■ Written task
Print only the line with "Give me the" and the lines after it, ending with the last line of the material, each exactly as it stands.

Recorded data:
>>

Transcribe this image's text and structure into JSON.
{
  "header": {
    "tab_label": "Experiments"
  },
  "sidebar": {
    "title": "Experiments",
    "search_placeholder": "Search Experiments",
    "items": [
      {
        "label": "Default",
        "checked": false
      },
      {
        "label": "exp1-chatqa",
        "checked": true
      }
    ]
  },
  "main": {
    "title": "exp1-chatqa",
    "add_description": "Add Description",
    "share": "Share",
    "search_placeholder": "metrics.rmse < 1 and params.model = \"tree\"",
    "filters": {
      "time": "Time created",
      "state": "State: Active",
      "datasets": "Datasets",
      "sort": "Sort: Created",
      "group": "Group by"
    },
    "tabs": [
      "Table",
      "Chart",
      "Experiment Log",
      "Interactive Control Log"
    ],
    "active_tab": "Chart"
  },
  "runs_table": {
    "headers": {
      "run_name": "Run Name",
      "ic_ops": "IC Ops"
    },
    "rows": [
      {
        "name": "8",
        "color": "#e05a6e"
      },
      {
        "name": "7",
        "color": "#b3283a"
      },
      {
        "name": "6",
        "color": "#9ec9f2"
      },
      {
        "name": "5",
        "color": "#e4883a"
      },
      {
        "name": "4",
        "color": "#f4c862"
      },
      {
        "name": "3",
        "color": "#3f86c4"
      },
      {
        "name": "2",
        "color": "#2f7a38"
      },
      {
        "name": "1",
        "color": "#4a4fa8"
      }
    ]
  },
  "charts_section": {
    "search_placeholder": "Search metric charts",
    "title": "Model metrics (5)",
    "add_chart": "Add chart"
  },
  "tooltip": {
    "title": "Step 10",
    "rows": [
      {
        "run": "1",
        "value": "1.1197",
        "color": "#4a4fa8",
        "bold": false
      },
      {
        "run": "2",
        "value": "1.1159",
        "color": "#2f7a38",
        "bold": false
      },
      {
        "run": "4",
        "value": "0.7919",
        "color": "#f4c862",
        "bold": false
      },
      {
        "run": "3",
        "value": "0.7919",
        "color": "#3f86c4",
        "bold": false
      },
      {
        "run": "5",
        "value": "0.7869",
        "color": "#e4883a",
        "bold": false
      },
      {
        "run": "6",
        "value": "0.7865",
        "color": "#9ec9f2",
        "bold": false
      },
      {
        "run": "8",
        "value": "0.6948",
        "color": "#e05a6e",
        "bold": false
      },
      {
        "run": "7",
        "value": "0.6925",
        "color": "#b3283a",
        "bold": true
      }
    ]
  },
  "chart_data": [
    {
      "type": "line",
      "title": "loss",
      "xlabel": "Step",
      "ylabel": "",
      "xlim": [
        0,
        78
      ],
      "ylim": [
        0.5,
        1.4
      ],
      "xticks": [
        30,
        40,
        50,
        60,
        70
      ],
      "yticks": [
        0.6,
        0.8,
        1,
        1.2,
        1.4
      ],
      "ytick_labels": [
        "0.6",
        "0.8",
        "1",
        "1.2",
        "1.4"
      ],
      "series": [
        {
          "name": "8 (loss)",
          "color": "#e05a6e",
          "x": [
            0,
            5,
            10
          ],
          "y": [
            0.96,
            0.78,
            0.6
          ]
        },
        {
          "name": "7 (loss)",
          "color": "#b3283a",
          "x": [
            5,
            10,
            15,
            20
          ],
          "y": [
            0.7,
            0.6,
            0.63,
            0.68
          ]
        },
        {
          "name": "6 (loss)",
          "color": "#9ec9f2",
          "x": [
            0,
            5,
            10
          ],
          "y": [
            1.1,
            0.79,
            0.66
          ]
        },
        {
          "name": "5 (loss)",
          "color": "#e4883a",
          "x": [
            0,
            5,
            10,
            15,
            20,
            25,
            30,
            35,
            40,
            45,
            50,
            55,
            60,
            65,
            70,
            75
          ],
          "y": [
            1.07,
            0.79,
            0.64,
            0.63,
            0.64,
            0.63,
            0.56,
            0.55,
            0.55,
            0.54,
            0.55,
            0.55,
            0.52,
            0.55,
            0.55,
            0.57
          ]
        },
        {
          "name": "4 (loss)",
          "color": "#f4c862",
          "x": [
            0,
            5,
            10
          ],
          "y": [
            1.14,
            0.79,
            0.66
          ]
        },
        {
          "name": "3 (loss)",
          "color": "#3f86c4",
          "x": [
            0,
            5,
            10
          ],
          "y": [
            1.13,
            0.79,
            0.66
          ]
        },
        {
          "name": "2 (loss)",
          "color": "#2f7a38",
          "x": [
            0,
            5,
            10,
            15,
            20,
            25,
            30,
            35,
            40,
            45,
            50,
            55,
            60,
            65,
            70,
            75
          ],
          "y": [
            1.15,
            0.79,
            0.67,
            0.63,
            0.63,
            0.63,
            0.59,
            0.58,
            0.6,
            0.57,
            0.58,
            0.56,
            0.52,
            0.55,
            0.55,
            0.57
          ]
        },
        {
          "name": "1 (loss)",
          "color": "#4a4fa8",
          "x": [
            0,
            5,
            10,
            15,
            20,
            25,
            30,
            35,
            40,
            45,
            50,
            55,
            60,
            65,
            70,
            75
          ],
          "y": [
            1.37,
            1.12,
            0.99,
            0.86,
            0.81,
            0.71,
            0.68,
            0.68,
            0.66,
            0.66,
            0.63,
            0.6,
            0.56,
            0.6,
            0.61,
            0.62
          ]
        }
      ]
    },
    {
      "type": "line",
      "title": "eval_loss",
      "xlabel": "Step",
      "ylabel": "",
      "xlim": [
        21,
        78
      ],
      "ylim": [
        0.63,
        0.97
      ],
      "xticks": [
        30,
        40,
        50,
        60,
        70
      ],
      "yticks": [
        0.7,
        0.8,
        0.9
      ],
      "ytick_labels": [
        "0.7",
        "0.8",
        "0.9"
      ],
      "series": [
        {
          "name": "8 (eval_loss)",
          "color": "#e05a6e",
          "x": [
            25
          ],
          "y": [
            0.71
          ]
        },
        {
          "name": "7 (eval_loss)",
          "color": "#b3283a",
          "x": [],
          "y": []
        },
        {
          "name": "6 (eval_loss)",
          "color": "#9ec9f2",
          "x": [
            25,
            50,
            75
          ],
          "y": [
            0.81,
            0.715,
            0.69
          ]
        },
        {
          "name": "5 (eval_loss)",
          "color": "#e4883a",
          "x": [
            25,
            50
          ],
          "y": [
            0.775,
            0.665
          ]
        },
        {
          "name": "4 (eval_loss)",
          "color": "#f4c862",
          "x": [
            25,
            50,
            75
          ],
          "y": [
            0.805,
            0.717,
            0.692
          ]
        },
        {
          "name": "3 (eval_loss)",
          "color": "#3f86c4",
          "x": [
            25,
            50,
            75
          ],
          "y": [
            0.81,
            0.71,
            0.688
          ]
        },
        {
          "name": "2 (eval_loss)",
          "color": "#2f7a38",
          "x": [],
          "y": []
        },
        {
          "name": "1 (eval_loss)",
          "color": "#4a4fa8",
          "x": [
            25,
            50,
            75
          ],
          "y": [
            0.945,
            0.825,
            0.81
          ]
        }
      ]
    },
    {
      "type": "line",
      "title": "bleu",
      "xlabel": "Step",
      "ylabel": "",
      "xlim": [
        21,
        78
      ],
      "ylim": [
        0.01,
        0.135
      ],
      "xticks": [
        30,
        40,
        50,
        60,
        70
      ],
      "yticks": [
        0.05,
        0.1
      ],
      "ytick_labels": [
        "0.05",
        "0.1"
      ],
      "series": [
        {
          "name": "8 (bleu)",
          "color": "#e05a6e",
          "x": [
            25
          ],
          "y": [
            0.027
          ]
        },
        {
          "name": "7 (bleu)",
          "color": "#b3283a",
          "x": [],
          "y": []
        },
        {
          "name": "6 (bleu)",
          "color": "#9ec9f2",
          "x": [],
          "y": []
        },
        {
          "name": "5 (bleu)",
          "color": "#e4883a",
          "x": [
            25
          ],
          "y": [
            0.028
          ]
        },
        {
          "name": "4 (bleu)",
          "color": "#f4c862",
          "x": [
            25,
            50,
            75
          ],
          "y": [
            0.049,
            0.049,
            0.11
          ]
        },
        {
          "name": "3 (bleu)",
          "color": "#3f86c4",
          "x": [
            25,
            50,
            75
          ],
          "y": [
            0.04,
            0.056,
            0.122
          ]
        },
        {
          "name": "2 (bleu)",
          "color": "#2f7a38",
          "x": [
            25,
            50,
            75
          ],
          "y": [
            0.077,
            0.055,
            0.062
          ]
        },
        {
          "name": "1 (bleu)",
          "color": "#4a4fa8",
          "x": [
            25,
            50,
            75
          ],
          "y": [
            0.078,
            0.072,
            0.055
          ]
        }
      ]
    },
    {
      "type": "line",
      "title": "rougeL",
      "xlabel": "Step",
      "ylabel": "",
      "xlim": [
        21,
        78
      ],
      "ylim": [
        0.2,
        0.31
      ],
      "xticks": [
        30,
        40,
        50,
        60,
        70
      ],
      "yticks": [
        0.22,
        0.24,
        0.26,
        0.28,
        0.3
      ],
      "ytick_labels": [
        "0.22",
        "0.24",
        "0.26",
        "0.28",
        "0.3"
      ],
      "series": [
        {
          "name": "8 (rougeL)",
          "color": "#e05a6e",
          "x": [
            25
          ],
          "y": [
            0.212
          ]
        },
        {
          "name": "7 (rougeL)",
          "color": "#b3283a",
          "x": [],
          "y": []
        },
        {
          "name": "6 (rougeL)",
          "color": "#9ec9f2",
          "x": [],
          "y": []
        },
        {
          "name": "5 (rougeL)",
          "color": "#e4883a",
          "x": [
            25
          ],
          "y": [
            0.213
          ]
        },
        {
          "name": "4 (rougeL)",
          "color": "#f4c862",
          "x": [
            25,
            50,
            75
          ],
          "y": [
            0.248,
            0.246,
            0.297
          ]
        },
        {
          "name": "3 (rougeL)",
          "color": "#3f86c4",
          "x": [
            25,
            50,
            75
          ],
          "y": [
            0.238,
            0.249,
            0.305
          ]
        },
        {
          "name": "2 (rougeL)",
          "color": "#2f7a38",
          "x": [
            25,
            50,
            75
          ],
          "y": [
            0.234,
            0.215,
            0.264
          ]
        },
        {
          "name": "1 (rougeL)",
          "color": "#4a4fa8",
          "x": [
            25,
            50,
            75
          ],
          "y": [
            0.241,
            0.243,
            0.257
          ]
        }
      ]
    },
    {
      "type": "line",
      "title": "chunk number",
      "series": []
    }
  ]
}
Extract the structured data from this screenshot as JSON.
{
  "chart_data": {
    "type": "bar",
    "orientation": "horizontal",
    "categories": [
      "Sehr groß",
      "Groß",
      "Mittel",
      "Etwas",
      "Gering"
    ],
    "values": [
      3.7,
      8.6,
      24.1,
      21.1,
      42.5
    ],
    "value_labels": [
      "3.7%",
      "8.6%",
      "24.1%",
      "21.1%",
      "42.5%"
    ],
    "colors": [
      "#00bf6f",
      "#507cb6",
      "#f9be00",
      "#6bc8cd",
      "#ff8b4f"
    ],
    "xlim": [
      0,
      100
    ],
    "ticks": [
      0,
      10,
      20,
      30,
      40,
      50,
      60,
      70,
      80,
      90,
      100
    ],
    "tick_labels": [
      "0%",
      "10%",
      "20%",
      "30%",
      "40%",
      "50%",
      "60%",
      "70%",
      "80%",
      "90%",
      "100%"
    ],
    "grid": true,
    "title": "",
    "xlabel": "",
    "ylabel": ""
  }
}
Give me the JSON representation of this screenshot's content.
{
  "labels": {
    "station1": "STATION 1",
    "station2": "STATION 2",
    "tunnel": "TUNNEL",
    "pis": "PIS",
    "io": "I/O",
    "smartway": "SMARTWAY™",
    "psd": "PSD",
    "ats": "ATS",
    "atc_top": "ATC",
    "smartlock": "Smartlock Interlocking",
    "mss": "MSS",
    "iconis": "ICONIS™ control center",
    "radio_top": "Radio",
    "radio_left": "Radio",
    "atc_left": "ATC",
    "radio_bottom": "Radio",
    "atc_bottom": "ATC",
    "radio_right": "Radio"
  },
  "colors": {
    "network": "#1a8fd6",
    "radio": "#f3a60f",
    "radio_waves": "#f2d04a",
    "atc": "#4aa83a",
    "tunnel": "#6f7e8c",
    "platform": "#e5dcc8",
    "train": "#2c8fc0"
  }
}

<<

■ Task result
Give me the JSON representation of this screenshot's content.
{
  "labels": {
    "station1": "STATION 1",
    "station2": "STATION 2",
    "tunnel": "TUNNEL",
    "pis": "PIS",
    "io": "I/O",
    "smartway": "SMARTWAY™",
    "psd": "PSD",
    "ats": "ATS",
    "atc_top": "ATC",
    "smartlock": "Smartlock Interlocking",
    "mss": "MSS",
    "iconis": "ICONIS™ control center",
    "radio_top": "Radio",
    "radio_left": "Radio",
    "atc_left": "ATC",
    "radio_bottom": "Radio",
    "atc_bottom": "ATC",
    "radio_right": "Radio"
  },
  "colors": {
    "network": "#1a8fd6",
    "radio": "#f3a60f",
    "radio_waves": "#f2d04a",
    "atc": "#4aa83a",
    "tunnel": "#6f7e8c",
    "platform": "#e5dcc8",
    "train": "#2c8fc0"
  }
}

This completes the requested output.